Task instructions
Every line of the records must be repeated exactly; pictures stay out.
********
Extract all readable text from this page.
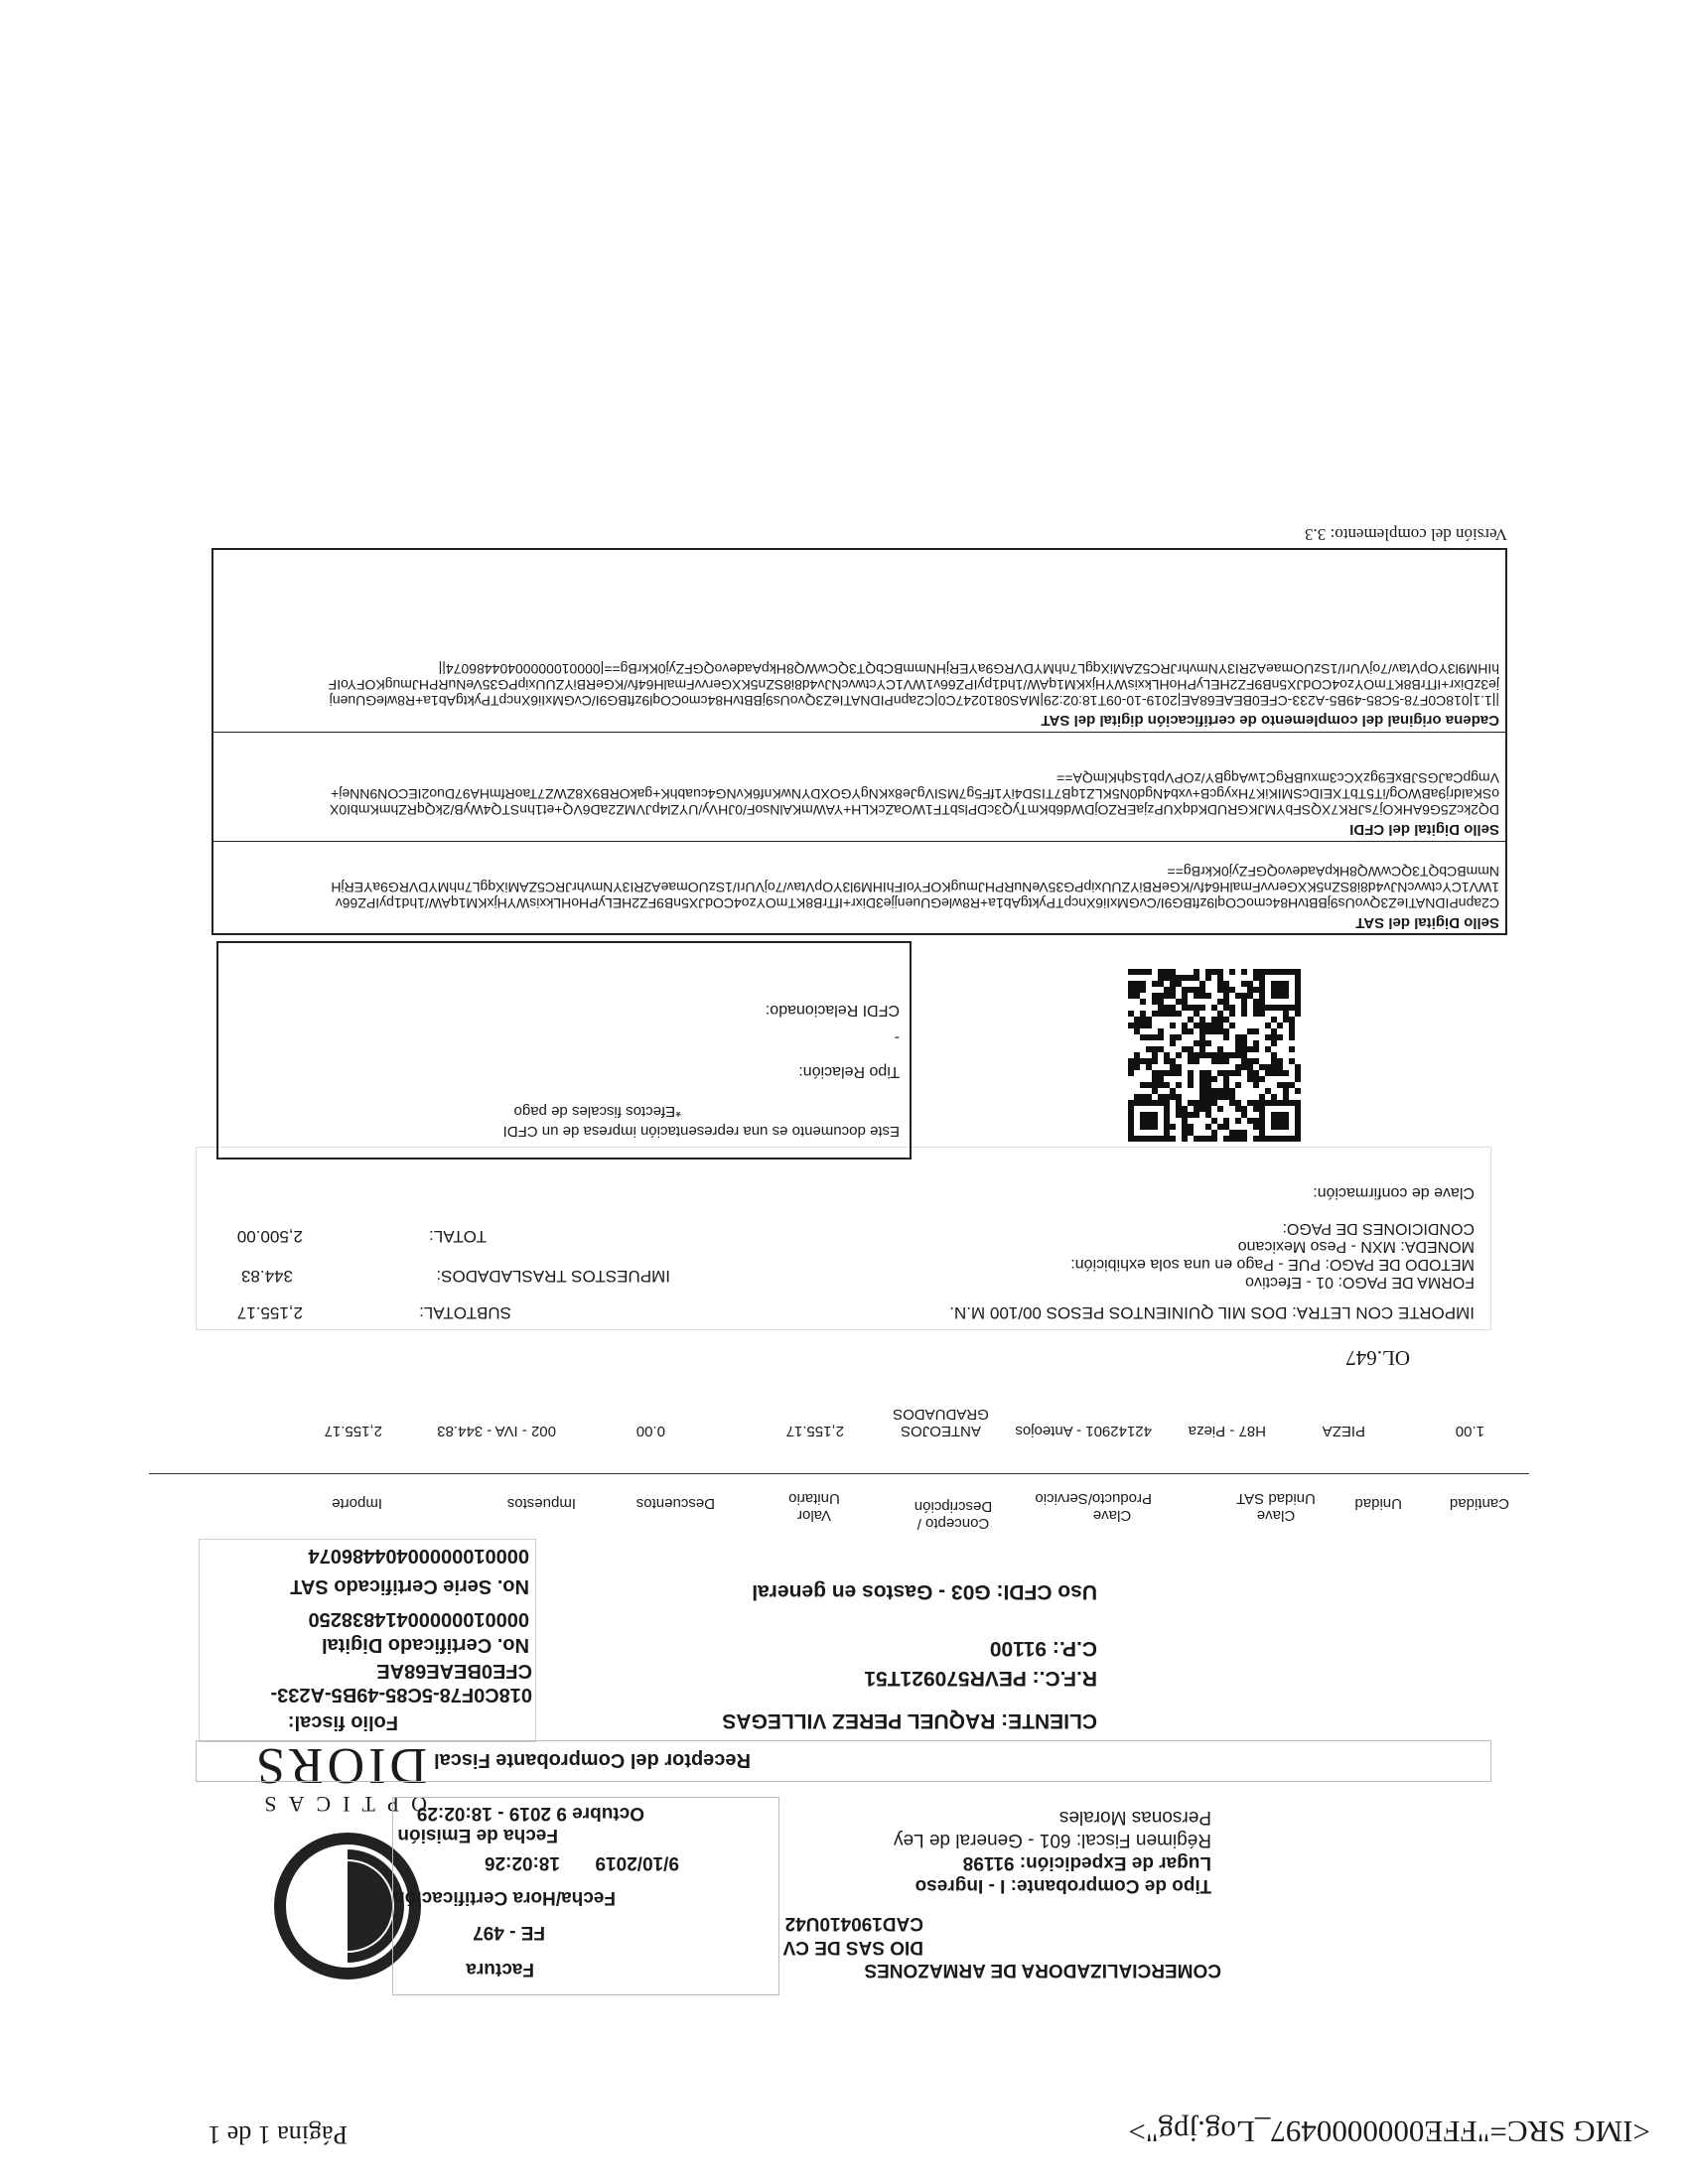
<IMG SRC="FFE0000000497_Log.jpg">
Página 1 de 1
OPTICAS
DIORS
COMERCIALIZADORA DE ARMAZONES
DIO SAS DE CV
CAD190410U42
Tipo de Comprobante: I - Ingreso
Lugar de Expedición: 91198
Régimen Fiscal: 601 - General de Ley
Personas Morales
Factura
FE - 497
Fecha/Hora Certificación
9/10/2019
18:02:26
Fecha de Emisión
Octubre 9 2019 - 18:02:29
Receptor del Comprobante Fiscal
CLIENTE: RAQUEL PEREZ VILLEGAS
R.F.C.: PEVR570921T51
C.P.: 91100
Uso CFDI: G03 - Gastos en general
Folio fiscal:
018C0F78-5C85-49B5-A233-
CFE0BEAE68AE
No. Certificado Digital
00001000000414838250
No. Serie Certificado SAT
00001000000404486074
Cantidad
Unidad
Clave Unidad SAT
Clave Producto/Servicio
Concepto / Descripción
Valor Unitario
Descuentos
Impuestos
Importe
1.00
PIEZA
H87 - Pieza
42142901 - Anteojos
ANTEOJOS GRADUADOS
2,155.17
0.00
002 - IVA - 344.83
2,155.17
OL.647
IMPORTE CON LETRA: DOS MIL QUINIENTOS PESOS 00/100 M.N.
FORMA DE PAGO: 01 - Efectivo
METODO DE PAGO: PUE - Pago en una sola exhibición:
MONEDA: MXN - Peso Mexicano
CONDICIONES DE PAGO:
SUBTOTAL:
2,155.17
IMPUESTOS TRASLADADOS:
344.83
TOTAL:
2,500.00
Clave de confirmación:
Este documento es una representación impresa de un CFDI
*Efectos fiscales de pago
Tipo Relación:
-
CFDI Relacionado:
Sello Digital del SAT
C2apnPIDNATIeZ3QvoUs9jBBtvH84cmoCOql9zftBG9I/CvGMxIi6XncpTPyktgAb1a+R8wleGUuenjje3Dixr+IfTrB8KTmOYzo4COdJX5nB9FZ2HELyPHoHLkxisWYHjxKM1qAW/1hd1pyIPZ66v1WV1CYctwvcNJv4d8i8SZn5KXGervvFmalH64fv/KGeRBiYZUUxipPG35VeNuRPHJmugKOFYoIFhIHM9l3YOpVtav/7ojVUrI/1SzUOmaeA2RI3YNmvhrJRC5ZAMiXqgL7nhMYDVRG9aYERjHNmmBCbQT3QCwWQ8HkpAadevoQGFZyj0KkrBg==
Sello Digital del CFDI
DQ2kcZ5G6AHKOj7sJRK7XQSFbYMJKGRUDKdqXUPzjaERZOjDWd6bKmTyQ3cDPlsbTF1WOaZcKLH+YAWmKAlNsoF/0JHVy/UYZl4pJVMZ2aD6VQ+et1hnSTQ4WyB/2kQqRZhmKmbI0XoSKaIdrj9aBWOg/iT5TbTXEIDcSMIKiK7HxygcB+vxb4Ngd0N5KLZ1qB7TISD4iY1fF5g7MSIVgJe8xKNgYGOXDYNwKnf6KvNG4cuabhK+gakORB9X8ZWZ7TaoRfmHA97Duo2IECON9NNej+VmgpCaJGSJBxE9gzXCc3mxuBRgC1wAqgBY/zOPVpb1SqhKlmQA==
Cadena original del complemento de certificación digital del SAT
||1.1|018C0F78-5C85-49B5-A233-CFE0BEAE68AE|2019-10-09T18:02:29|MAS0810247C0|C2apnPIDNATIeZ3QvoUs9jBBtvH84cmoCOql9zftBG9I/CvGMxIi6XncpTPyktgAb1a+R8wleGUuenjje3zDixr+IfTrB8KTmOYzo4COdJX5nB9FZ2HELyPHoHLkxisWYHjxKM1qAW/1hd1pyIPZ66v1WV1CYctwvcNJv4d8i8SZn5KXGervvFmalH64fv/KGeRBiYZUUxipPG35VeNuRPHJmugKOFYoIFhIHM9l3YOpVtav/7ojVUrI/1SzUOmaeA2RI3YNmvhrJRC5ZAMiXqgL7nhMYDVRG9aYERjHNmmBCbQT3QCwWQ8HkpAadevoQGFZyj0KkrBg==|00001000000404486074||
Versión del complemento: 3.3
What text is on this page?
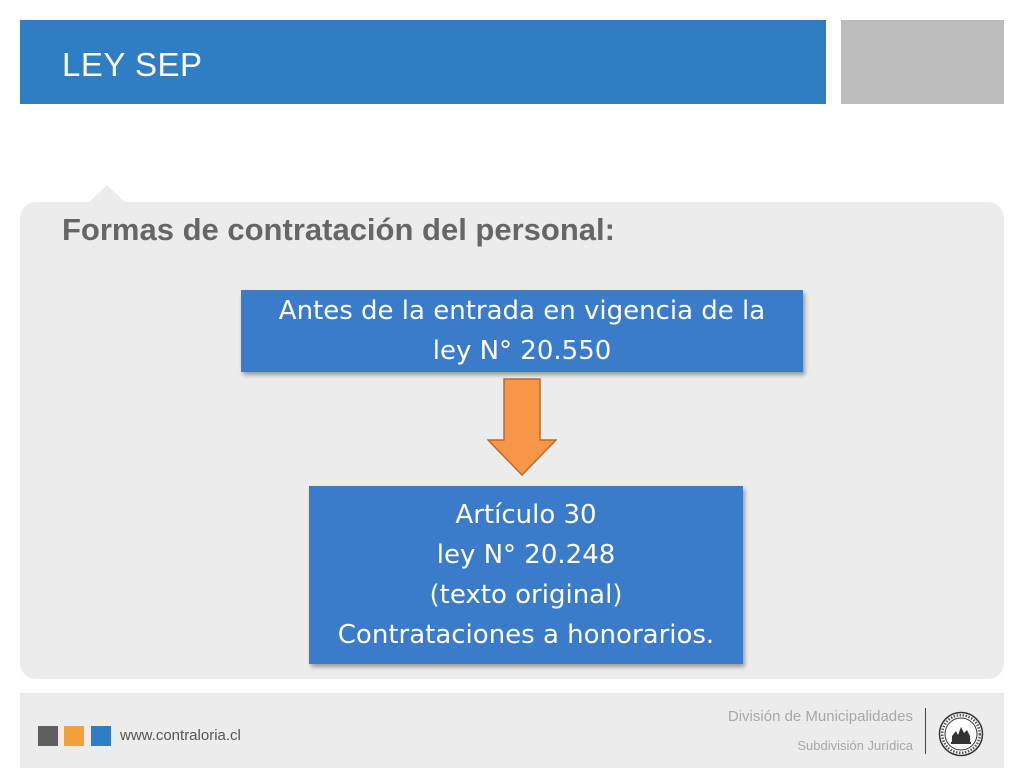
LEY SEP
Formas de contratación del personal:
Antes de la entrada en vigencia de la
ley N° 20.550
Artículo 30
ley N° 20.248
(texto original)
Contrataciones a honorarios.
www.contraloria.cl
División de Municipalidades
Subdivisión Jurídica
********
Exercise output
Extract all readable text from this page.
<IMG SRC="FFE0000000497_Log.jpg">
Página 1 de 1
OPTICAS
DIORS
COMERCIALIZADORA DE ARMAZONES
DIO SAS DE CV
CAD190410U42
Tipo de Comprobante: I - Ingreso
Lugar de Expedición: 91198
Régimen Fiscal: 601 - General de Ley
Personas Morales
Factura
FE - 497
Fecha/Hora Certificación
9/10/2019
18:02:26
Fecha de Emisión
Octubre 9 2019 - 18:02:29
Receptor del Comprobante Fiscal
CLIENTE: RAQUEL PEREZ VILLEGAS
R.F.C.: PEVR570921T51
C.P.: 91100
Uso CFDI: G03 - Gastos en general
Folio fiscal:
018C0F78-5C85-49B5-A233-
CFE0BEAE68AE
No. Certificado Digital
00001000000414838250
No. Serie Certificado SAT
00001000000404486074
Cantidad
Unidad
Clave Unidad SAT
Clave Producto/Servicio
Concepto / Descripción
Valor Unitario
Descuentos
Impuestos
Importe
1.00
PIEZA
H87 - Pieza
42142901 - Anteojos
ANTEOJOS GRADUADOS
2,155.17
0.00
002 - IVA - 344.83
2,155.17
OL.647
IMPORTE CON LETRA: DOS MIL QUINIENTOS PESOS 00/100 M.N.
FORMA DE PAGO: 01 - Efectivo
METODO DE PAGO: PUE - Pago en una sola exhibición:
MONEDA: MXN - Peso Mexicano
CONDICIONES DE PAGO:
SUBTOTAL:
2,155.17
IMPUESTOS TRASLADADOS:
344.83
TOTAL:
2,500.00
Clave de confirmación:
Este documento es una representación impresa de un CFDI
*Efectos fiscales de pago
Tipo Relación:
-
CFDI Relacionado:
Sello Digital del SAT
C2apnPIDNATIeZ3QvoUs9jBBtvH84cmoCOql9zftBG9I/CvGMxIi6XncpTPyktgAb1a+R8wleGUuenjje3Dixr+IfTrB8KTmOYzo4COdJX5nB9FZ2HELyPHoHLkxisWYHjxKM1qAW/1hd1pyIPZ66v1WV1CYctwvcNJv4d8i8SZn5KXGervvFmalH64fv/KGeRBiYZUUxipPG35VeNuRPHJmugKOFYoIFhIHM9l3YOpVtav/7ojVUrI/1SzUOmaeA2RI3YNmvhrJRC5ZAMiXqgL7nhMYDVRG9aYERjHNmmBCbQT3QCwWQ8HkpAadevoQGFZyj0KkrBg==
Sello Digital del CFDI
DQ2kcZ5G6AHKOj7sJRK7XQSFbYMJKGRUDKdqXUPzjaERZOjDWd6bKmTyQ3cDPlsbTF1WOaZcKLH+YAWmKAlNsoF/0JHVy/UYZl4pJVMZ2aD6VQ+et1hnSTQ4WyB/2kQqRZhmKmbI0XoSKaIdrj9aBWOg/iT5TbTXEIDcSMIKiK7HxygcB+vxb4Ngd0N5KLZ1qB7TISD4iY1fF5g7MSIVgJe8xKNgYGOXDYNwKnf6KvNG4cuabhK+gakORB9X8ZWZ7TaoRfmHA97Duo2IECON9NNej+VmgpCaJGSJBxE9gzXCc3mxuBRgC1wAqgBY/zOPVpb1SqhKlmQA==
Cadena original del complemento de certificación digital del SAT
||1.1|018C0F78-5C85-49B5-A233-CFE0BEAE68AE|2019-10-09T18:02:29|MAS0810247C0|C2apnPIDNATIeZ3QvoUs9jBBtvH84cmoCOql9zftBG9I/CvGMxIi6XncpTPyktgAb1a+R8wleGUuenjje3zDixr+IfTrB8KTmOYzo4COdJX5nB9FZ2HELyPHoHLkxisWYHjxKM1qAW/1hd1pyIPZ66v1WV1CYctwvcNJv4d8i8SZn5KXGervvFmalH64fv/KGeRBiYZUUxipPG35VeNuRPHJmugKOFYoIFhIHM9l3YOpVtav/7ojVUrI/1SzUOmaeA2RI3YNmvhrJRC5ZAMiXqgL7nhMYDVRG9aYERjHNmmBCbQT3QCwWQ8HkpAadevoQGFZyj0KkrBg==|00001000000404486074||
Versión del complemento: 3.3
What text is on this page?
LEY SEP
Formas de contratación del personal:
Antes de la entrada en vigencia de la
ley N° 20.550
Artículo 30
ley N° 20.248
(texto original)
Contrataciones a honorarios.
www.contraloria.cl
División de Municipalidades
Subdivisión Jurídica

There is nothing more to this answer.